**Directions**
Pick out all lines with the word "this" from the records that follow.

>> Begin Dataset entries

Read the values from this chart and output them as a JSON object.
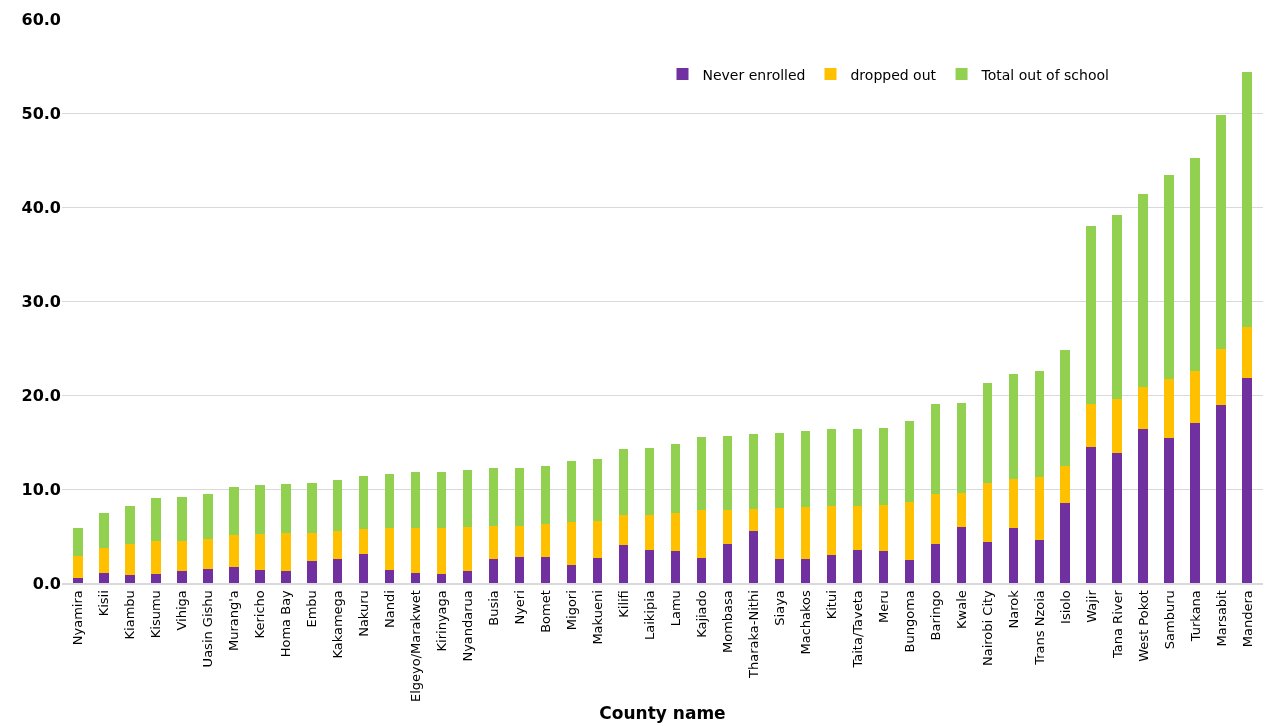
{
  "chart_data": {
    "type": "bar",
    "stacked": true,
    "xlabel": "County name",
    "categories": [
      "Nyamira",
      "Kisii",
      "Kiambu",
      "Kisumu",
      "Vihiga",
      "Uasin Gishu",
      "Murang'a",
      "Kericho",
      "Homa Bay",
      "Embu",
      "Kakamega",
      "Nakuru",
      "Nandi",
      "Elgeyo/Marakwet",
      "Kirinyaga",
      "Nyandarua",
      "Busia",
      "Nyeri",
      "Bomet",
      "Migori",
      "Makueni",
      "Kilifi",
      "Laikipia",
      "Lamu",
      "Kajiado",
      "Mombasa",
      "Tharaka-Nithi",
      "Siaya",
      "Machakos",
      "Kitui",
      "Taita/Taveta",
      "Meru",
      "Bungoma",
      "Baringo",
      "Kwale",
      "Nairobi City",
      "Narok",
      "Trans Nzoia",
      "Isiolo",
      "Wajir",
      "Tana River",
      "West Pokot",
      "Samburu",
      "Turkana",
      "Marsabit",
      "Mandera"
    ],
    "series": [
      {
        "name": "Never enrolled",
        "color": "#7030a0",
        "values": [
          0.5,
          1.1,
          0.9,
          1.0,
          1.3,
          1.5,
          1.7,
          1.4,
          1.3,
          2.3,
          2.6,
          3.1,
          1.4,
          1.1,
          1.0,
          1.3,
          2.6,
          2.8,
          2.8,
          1.9,
          2.7,
          4.0,
          3.5,
          3.4,
          2.7,
          4.1,
          5.5,
          2.6,
          2.6,
          3.0,
          3.5,
          3.4,
          2.4,
          4.2,
          6.0,
          4.4,
          5.9,
          4.6,
          8.5,
          14.5,
          13.8,
          16.4,
          15.4,
          17.0,
          18.9,
          21.8
        ]
      },
      {
        "name": "dropped out",
        "color": "#ffc000",
        "values": [
          2.4,
          2.6,
          3.2,
          3.5,
          3.2,
          3.2,
          3.4,
          3.8,
          4.0,
          3.0,
          2.9,
          2.6,
          4.4,
          4.8,
          4.9,
          4.7,
          3.5,
          3.3,
          3.5,
          4.6,
          3.9,
          3.2,
          3.7,
          4.0,
          5.1,
          3.7,
          2.4,
          5.4,
          5.5,
          5.2,
          4.7,
          4.9,
          6.2,
          5.3,
          3.6,
          6.2,
          5.2,
          6.7,
          3.9,
          4.5,
          5.8,
          4.4,
          6.3,
          5.6,
          6.0,
          5.4
        ]
      },
      {
        "name": "Total out of school",
        "color": "#92d050",
        "values": [
          2.9,
          3.7,
          4.1,
          4.5,
          4.6,
          4.8,
          5.1,
          5.2,
          5.2,
          5.3,
          5.5,
          5.7,
          5.8,
          5.9,
          5.9,
          6.0,
          6.1,
          6.1,
          6.2,
          6.5,
          6.6,
          7.1,
          7.2,
          7.4,
          7.7,
          7.8,
          7.9,
          8.0,
          8.1,
          8.2,
          8.2,
          8.2,
          8.6,
          9.5,
          9.6,
          10.7,
          11.1,
          11.3,
          12.4,
          19.0,
          19.6,
          20.6,
          21.7,
          22.6,
          24.9,
          27.2
        ]
      }
    ],
    "ylim": [
      0,
      60
    ],
    "yticks": [
      {
        "value": 0,
        "label": "0.0"
      },
      {
        "value": 10,
        "label": "10.0"
      },
      {
        "value": 20,
        "label": "20.0"
      },
      {
        "value": 30,
        "label": "30.0"
      },
      {
        "value": 40,
        "label": "40.0"
      },
      {
        "value": 50,
        "label": "50.0"
      },
      {
        "value": 60,
        "label": "60.0"
      }
    ],
    "grid": "y",
    "legend": "top"
  }
}
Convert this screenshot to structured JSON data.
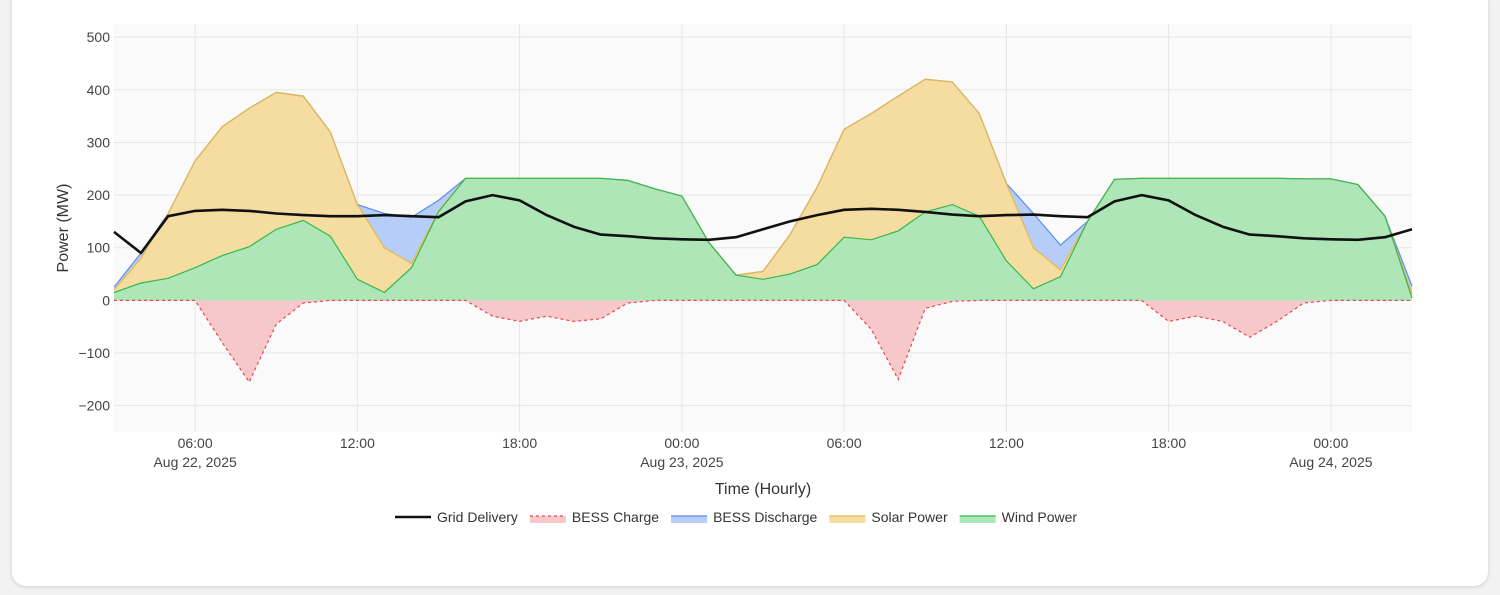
{
  "chart_data": {
    "type": "area",
    "xlabel": "Time (Hourly)",
    "ylabel": "Power (MW)",
    "ylim": [
      -250,
      525
    ],
    "y_ticks": [
      -200,
      -100,
      0,
      100,
      200,
      300,
      400,
      500
    ],
    "y_tick_labels": [
      "−200",
      "−100",
      "0",
      "100",
      "200",
      "300",
      "400",
      "500"
    ],
    "x_start": "2025-08-22 03:00",
    "x_end": "2025-08-24 03:00",
    "x_ticks": [
      {
        "time": "2025-08-22 06:00",
        "label": "06:00",
        "sublabel": "Aug 22, 2025"
      },
      {
        "time": "2025-08-22 12:00",
        "label": "12:00",
        "sublabel": ""
      },
      {
        "time": "2025-08-22 18:00",
        "label": "18:00",
        "sublabel": ""
      },
      {
        "time": "2025-08-23 00:00",
        "label": "00:00",
        "sublabel": "Aug 23, 2025"
      },
      {
        "time": "2025-08-23 06:00",
        "label": "06:00",
        "sublabel": ""
      },
      {
        "time": "2025-08-23 12:00",
        "label": "12:00",
        "sublabel": ""
      },
      {
        "time": "2025-08-23 18:00",
        "label": "18:00",
        "sublabel": ""
      },
      {
        "time": "2025-08-24 00:00",
        "label": "00:00",
        "sublabel": "Aug 24, 2025"
      }
    ],
    "grid": true,
    "legend_position": "bottom-center",
    "x": [
      "2025-08-22 03:00",
      "2025-08-22 04:00",
      "2025-08-22 05:00",
      "2025-08-22 06:00",
      "2025-08-22 07:00",
      "2025-08-22 08:00",
      "2025-08-22 09:00",
      "2025-08-22 10:00",
      "2025-08-22 11:00",
      "2025-08-22 12:00",
      "2025-08-22 13:00",
      "2025-08-22 14:00",
      "2025-08-22 15:00",
      "2025-08-22 16:00",
      "2025-08-22 17:00",
      "2025-08-22 18:00",
      "2025-08-22 19:00",
      "2025-08-22 20:00",
      "2025-08-22 21:00",
      "2025-08-22 22:00",
      "2025-08-22 23:00",
      "2025-08-23 00:00",
      "2025-08-23 01:00",
      "2025-08-23 02:00",
      "2025-08-23 03:00",
      "2025-08-23 04:00",
      "2025-08-23 05:00",
      "2025-08-23 06:00",
      "2025-08-23 07:00",
      "2025-08-23 08:00",
      "2025-08-23 09:00",
      "2025-08-23 10:00",
      "2025-08-23 11:00",
      "2025-08-23 12:00",
      "2025-08-23 13:00",
      "2025-08-23 14:00",
      "2025-08-23 15:00",
      "2025-08-23 16:00",
      "2025-08-23 17:00",
      "2025-08-23 18:00",
      "2025-08-23 19:00",
      "2025-08-23 20:00",
      "2025-08-23 21:00",
      "2025-08-23 22:00",
      "2025-08-23 23:00",
      "2025-08-24 00:00",
      "2025-08-24 01:00",
      "2025-08-24 02:00",
      "2025-08-24 03:00"
    ],
    "series": [
      {
        "name": "Grid Delivery",
        "style": "line",
        "color": "#111111",
        "values": [
          130,
          90,
          160,
          170,
          172,
          170,
          165,
          162,
          160,
          160,
          162,
          160,
          158,
          188,
          200,
          190,
          162,
          140,
          125,
          122,
          118,
          116,
          115,
          120,
          135,
          150,
          162,
          172,
          174,
          172,
          168,
          163,
          160,
          162,
          163,
          160,
          158,
          188,
          200,
          190,
          162,
          140,
          125,
          122,
          118,
          116,
          115,
          120,
          135
        ]
      },
      {
        "name": "BESS Charge",
        "style": "dash-fill",
        "color": "#e8474c",
        "fill": "#f7c8c9",
        "values": [
          0,
          0,
          0,
          0,
          -80,
          -155,
          -45,
          -5,
          0,
          0,
          0,
          0,
          0,
          0,
          -30,
          -40,
          -30,
          -40,
          -35,
          -5,
          0,
          0,
          0,
          0,
          0,
          0,
          0,
          0,
          -55,
          -150,
          -15,
          -2,
          0,
          0,
          0,
          0,
          0,
          0,
          0,
          -40,
          -30,
          -40,
          -70,
          -40,
          -5,
          0,
          0,
          0,
          0
        ]
      },
      {
        "name": "BESS Discharge",
        "style": "fill",
        "color": "#5b8fe8",
        "fill": "#b5cdf8",
        "values": [
          25,
          90,
          165,
          265,
          330,
          365,
          395,
          388,
          320,
          182,
          165,
          158,
          190,
          232,
          232,
          232,
          232,
          232,
          232,
          228,
          212,
          198,
          110,
          48,
          55,
          125,
          215,
          325,
          355,
          388,
          420,
          415,
          355,
          222,
          165,
          105,
          150,
          230,
          232,
          232,
          232,
          232,
          232,
          232,
          231,
          231,
          220,
          160,
          27
        ]
      },
      {
        "name": "Solar Power",
        "style": "fill",
        "color": "#e8b94a",
        "fill": "#f5dca0",
        "values": [
          20,
          80,
          165,
          265,
          330,
          365,
          395,
          388,
          320,
          182,
          100,
          70,
          170,
          232,
          232,
          232,
          232,
          232,
          232,
          228,
          212,
          198,
          110,
          48,
          55,
          125,
          215,
          325,
          355,
          388,
          420,
          415,
          355,
          222,
          100,
          58,
          150,
          230,
          232,
          232,
          232,
          232,
          232,
          232,
          231,
          231,
          220,
          160,
          12
        ]
      },
      {
        "name": "Wind Power",
        "style": "fill",
        "color": "#35b84d",
        "fill": "#aee6b8",
        "values": [
          15,
          33,
          42,
          62,
          85,
          102,
          135,
          152,
          122,
          40,
          15,
          62,
          168,
          232,
          232,
          232,
          232,
          232,
          232,
          228,
          212,
          198,
          110,
          48,
          40,
          50,
          68,
          120,
          115,
          132,
          168,
          182,
          160,
          75,
          22,
          45,
          150,
          230,
          232,
          232,
          232,
          232,
          232,
          232,
          231,
          231,
          220,
          160,
          5
        ]
      }
    ],
    "legend": [
      {
        "name": "Grid Delivery",
        "style": "line",
        "color": "#111111"
      },
      {
        "name": "BESS Charge",
        "style": "dash-fill",
        "color": "#e8474c",
        "fill": "#f7c8c9"
      },
      {
        "name": "BESS Discharge",
        "style": "fill",
        "color": "#5b8fe8",
        "fill": "#b5cdf8"
      },
      {
        "name": "Solar Power",
        "style": "fill",
        "color": "#e8b94a",
        "fill": "#f5dca0"
      },
      {
        "name": "Wind Power",
        "style": "fill",
        "color": "#35b84d",
        "fill": "#aee6b8"
      }
    ]
  }
}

>> End Dataset entries

**The solution**
Read the values from this chart and output them as a JSON object.
Convert this screenshot to structured JSON data.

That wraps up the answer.